*** DATA EXCERPTS ***

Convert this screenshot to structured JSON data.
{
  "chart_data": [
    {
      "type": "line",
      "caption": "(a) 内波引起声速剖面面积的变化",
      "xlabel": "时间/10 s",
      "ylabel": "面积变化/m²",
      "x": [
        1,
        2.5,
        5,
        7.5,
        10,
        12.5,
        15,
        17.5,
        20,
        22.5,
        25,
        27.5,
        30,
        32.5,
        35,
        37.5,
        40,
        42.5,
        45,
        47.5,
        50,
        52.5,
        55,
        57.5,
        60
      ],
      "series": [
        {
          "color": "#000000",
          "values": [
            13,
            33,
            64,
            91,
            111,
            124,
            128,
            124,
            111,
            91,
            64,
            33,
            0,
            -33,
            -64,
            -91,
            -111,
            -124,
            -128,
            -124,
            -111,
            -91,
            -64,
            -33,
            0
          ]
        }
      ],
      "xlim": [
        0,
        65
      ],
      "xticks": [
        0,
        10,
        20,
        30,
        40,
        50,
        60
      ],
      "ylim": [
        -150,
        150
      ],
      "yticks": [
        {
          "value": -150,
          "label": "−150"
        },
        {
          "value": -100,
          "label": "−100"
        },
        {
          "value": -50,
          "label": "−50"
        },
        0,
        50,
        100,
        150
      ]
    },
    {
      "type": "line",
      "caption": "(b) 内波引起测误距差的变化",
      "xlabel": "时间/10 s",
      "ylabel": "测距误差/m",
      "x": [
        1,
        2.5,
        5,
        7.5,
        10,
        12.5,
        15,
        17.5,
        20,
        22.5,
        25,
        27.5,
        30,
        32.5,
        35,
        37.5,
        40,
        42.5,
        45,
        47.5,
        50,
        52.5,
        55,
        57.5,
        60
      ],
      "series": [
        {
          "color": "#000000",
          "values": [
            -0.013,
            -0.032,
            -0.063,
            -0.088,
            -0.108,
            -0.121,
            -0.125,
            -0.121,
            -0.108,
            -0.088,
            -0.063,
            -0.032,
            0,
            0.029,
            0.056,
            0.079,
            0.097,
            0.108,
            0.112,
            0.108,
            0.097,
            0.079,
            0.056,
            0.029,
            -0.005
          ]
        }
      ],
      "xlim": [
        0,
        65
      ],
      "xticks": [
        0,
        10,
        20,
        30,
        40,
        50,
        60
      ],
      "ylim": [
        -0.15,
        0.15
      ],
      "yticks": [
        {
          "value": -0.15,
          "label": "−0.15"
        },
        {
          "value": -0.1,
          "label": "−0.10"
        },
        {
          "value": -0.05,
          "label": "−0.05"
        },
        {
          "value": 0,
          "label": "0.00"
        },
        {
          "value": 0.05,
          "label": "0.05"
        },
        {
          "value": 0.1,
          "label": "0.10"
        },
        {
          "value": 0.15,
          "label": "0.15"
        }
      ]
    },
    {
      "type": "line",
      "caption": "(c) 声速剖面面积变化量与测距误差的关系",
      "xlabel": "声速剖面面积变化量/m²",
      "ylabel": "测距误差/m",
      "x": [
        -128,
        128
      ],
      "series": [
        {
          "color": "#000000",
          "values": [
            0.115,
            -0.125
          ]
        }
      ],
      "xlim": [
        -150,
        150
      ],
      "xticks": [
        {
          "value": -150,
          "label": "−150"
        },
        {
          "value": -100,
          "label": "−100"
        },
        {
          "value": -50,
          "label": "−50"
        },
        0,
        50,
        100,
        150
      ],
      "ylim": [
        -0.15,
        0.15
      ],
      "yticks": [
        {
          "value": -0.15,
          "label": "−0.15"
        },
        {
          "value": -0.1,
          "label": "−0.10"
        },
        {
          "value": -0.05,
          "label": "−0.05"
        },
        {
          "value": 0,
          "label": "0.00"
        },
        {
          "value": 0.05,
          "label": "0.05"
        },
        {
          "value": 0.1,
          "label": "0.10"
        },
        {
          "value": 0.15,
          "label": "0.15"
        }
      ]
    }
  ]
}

***

EXERCISE BRIEF - Read the entries and pick out all lines that include the word "caption".

ANSWER TO THIS TASK -
      "caption": "(a) 内波引起声速剖面面积的变化",
      "caption": "(b) 内波引起测误距差的变化",
      "caption": "(c) 声速剖面面积变化量与测距误差的关系",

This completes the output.